— Begin —

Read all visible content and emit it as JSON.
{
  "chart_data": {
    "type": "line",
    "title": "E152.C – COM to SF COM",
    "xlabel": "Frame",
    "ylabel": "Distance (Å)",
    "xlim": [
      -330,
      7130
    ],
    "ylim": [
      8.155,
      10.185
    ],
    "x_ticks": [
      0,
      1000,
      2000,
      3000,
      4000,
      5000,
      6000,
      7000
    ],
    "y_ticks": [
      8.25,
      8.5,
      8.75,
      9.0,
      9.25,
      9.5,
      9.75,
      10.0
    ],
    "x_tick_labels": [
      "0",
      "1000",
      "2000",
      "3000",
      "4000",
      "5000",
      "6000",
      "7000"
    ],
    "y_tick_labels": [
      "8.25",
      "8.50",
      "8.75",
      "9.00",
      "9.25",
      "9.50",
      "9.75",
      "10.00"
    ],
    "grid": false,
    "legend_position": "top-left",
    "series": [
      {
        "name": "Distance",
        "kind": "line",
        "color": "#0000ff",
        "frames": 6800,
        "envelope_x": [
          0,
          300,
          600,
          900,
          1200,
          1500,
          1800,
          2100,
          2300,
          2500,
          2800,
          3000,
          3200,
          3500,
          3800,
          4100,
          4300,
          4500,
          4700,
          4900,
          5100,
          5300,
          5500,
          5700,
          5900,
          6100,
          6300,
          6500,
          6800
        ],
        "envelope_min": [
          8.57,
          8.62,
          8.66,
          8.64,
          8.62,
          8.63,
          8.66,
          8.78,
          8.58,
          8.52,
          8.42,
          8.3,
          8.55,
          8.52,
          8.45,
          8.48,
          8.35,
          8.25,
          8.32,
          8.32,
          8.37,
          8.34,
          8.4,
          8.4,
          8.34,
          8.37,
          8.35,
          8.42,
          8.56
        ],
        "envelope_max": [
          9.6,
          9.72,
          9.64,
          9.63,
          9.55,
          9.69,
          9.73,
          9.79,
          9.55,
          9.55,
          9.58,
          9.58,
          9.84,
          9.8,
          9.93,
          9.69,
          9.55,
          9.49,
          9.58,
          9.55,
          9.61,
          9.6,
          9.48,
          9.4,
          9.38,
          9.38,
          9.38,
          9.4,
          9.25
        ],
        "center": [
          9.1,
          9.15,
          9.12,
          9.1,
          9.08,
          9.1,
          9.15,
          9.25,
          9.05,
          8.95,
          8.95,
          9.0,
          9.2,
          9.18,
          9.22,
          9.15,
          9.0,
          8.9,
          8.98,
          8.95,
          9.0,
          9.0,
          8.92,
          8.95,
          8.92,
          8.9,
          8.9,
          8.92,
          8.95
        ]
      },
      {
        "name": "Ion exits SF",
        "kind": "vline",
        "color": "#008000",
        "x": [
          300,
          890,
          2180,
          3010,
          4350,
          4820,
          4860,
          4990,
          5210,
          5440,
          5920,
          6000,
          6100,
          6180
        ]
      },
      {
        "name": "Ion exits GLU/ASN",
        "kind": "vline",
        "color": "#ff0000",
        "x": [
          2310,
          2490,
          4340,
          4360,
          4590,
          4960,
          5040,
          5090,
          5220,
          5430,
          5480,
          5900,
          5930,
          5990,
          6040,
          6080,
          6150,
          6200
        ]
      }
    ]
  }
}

— End —

- [What needs to be done]:
In the entries above, find every line with the word "color" and list it.

- [Response]:
        "color": "#0000ff",
        "color": "#008000",
        "color": "#ff0000",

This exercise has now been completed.